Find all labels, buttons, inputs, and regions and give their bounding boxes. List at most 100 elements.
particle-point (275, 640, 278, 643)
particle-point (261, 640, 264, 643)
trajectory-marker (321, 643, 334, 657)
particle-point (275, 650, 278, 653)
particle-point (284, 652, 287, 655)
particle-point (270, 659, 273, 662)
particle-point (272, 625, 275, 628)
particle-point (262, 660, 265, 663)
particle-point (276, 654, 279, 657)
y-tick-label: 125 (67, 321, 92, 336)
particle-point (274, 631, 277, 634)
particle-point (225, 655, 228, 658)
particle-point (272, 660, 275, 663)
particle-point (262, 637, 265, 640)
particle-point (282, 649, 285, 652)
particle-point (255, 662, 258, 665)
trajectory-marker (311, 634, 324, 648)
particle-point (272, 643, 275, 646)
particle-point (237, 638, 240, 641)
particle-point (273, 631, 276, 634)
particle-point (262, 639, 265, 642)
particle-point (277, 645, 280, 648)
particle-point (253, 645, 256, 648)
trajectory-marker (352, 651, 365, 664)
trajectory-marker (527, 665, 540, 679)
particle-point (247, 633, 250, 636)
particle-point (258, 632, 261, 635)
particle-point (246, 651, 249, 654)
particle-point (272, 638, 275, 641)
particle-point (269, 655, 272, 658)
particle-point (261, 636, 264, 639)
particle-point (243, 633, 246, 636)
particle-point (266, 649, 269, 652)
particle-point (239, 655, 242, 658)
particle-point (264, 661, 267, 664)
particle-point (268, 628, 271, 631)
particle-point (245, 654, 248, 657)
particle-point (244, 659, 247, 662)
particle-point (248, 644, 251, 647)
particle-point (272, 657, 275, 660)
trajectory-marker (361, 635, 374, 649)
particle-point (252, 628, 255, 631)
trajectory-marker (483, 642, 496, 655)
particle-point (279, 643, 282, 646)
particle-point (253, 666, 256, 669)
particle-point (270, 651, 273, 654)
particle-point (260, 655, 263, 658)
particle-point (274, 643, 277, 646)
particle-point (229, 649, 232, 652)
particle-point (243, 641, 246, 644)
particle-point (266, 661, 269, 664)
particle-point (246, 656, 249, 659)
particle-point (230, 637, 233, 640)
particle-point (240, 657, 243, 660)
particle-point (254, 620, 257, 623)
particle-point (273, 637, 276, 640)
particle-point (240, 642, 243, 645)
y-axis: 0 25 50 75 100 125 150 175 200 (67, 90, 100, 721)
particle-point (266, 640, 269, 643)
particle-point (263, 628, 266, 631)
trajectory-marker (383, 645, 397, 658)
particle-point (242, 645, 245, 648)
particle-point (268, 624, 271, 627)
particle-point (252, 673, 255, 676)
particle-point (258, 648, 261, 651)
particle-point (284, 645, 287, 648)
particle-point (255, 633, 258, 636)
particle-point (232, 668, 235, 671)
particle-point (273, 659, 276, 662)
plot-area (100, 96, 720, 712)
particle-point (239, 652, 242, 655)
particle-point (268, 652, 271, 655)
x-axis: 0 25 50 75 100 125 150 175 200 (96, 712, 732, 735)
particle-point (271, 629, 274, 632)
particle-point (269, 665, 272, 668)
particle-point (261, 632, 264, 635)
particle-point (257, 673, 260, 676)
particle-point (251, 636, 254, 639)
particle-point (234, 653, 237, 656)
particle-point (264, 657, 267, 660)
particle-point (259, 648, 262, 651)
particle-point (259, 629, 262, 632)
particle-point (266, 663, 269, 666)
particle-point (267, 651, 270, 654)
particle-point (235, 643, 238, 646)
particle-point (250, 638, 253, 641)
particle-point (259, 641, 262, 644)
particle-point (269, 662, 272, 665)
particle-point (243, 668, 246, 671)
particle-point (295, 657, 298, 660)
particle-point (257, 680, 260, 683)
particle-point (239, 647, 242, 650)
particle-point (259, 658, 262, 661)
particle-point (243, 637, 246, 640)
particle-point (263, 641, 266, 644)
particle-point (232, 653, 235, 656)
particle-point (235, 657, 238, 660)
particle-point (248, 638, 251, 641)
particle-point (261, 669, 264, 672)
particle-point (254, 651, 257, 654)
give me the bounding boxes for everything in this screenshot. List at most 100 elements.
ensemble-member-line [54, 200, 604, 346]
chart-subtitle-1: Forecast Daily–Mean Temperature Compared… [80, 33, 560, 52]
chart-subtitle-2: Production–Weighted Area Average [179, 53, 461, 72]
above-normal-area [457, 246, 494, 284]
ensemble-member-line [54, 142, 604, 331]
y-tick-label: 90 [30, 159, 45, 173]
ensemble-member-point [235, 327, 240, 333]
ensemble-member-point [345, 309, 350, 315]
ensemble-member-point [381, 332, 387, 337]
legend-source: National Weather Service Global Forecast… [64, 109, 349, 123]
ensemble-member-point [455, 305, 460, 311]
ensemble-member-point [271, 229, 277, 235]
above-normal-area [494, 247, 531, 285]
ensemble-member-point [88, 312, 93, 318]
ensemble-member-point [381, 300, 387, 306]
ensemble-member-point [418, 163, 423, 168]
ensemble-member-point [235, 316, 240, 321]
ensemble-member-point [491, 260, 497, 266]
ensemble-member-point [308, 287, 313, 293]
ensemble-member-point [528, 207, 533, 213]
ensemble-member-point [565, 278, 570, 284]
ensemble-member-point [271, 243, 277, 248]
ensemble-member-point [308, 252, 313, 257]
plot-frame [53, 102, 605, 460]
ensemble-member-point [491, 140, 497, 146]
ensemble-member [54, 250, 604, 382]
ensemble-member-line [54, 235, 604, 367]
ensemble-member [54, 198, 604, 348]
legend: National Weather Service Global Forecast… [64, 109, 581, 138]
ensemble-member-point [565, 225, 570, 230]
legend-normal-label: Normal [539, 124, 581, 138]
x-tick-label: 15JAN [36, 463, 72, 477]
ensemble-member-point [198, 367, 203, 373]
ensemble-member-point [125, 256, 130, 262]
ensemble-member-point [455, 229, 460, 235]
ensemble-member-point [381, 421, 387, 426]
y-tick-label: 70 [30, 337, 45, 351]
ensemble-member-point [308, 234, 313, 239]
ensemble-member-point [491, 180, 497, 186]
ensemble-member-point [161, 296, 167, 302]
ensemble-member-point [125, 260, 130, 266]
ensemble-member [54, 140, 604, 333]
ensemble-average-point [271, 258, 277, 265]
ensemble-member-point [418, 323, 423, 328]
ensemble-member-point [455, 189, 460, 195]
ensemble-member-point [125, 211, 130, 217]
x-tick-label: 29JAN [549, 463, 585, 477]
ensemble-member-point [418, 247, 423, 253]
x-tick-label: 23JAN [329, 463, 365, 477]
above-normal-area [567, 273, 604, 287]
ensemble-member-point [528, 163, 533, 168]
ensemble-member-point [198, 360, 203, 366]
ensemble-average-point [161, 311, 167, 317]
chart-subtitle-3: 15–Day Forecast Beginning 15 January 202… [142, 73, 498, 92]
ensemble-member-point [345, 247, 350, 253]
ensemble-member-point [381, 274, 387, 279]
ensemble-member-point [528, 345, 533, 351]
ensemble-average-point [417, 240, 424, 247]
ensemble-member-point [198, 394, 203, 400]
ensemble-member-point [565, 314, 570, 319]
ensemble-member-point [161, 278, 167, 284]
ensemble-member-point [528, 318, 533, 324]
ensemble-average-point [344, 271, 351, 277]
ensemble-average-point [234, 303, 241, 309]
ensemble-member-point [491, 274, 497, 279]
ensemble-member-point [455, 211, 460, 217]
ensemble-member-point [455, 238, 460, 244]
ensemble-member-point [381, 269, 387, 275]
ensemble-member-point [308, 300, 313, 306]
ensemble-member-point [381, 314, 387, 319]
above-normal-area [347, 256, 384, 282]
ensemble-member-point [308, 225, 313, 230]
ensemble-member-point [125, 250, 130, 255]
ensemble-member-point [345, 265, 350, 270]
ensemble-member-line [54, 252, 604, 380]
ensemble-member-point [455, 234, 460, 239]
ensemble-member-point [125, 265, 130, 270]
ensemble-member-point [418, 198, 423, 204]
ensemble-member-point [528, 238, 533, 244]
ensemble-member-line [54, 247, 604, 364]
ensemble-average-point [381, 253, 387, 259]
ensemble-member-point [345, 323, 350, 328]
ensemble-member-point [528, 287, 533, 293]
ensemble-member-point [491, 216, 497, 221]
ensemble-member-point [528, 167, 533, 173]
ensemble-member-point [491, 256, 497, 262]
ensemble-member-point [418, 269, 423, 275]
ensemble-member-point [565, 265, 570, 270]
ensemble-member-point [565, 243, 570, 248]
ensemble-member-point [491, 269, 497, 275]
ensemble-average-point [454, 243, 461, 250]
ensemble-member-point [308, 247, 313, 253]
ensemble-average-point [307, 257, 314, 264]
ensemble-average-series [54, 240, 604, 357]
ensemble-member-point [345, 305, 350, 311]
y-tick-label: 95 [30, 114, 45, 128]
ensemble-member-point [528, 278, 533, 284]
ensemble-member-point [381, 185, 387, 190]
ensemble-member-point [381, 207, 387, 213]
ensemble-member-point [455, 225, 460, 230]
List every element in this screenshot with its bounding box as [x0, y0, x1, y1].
--
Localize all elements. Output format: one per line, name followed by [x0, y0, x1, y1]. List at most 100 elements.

• **PROBLEM STATEMENT**: Gather every line of the records above that contains the word "bounding".

• **RESULT**:
Find all labels, buttons, inputs, and regions and give their bounding boxes. List at most 100 elements.
give me the bounding boxes for everything in this screenshot. List at most 100 elements.
List every element in this screenshot with its bounding box as [x0, y0, x1, y1].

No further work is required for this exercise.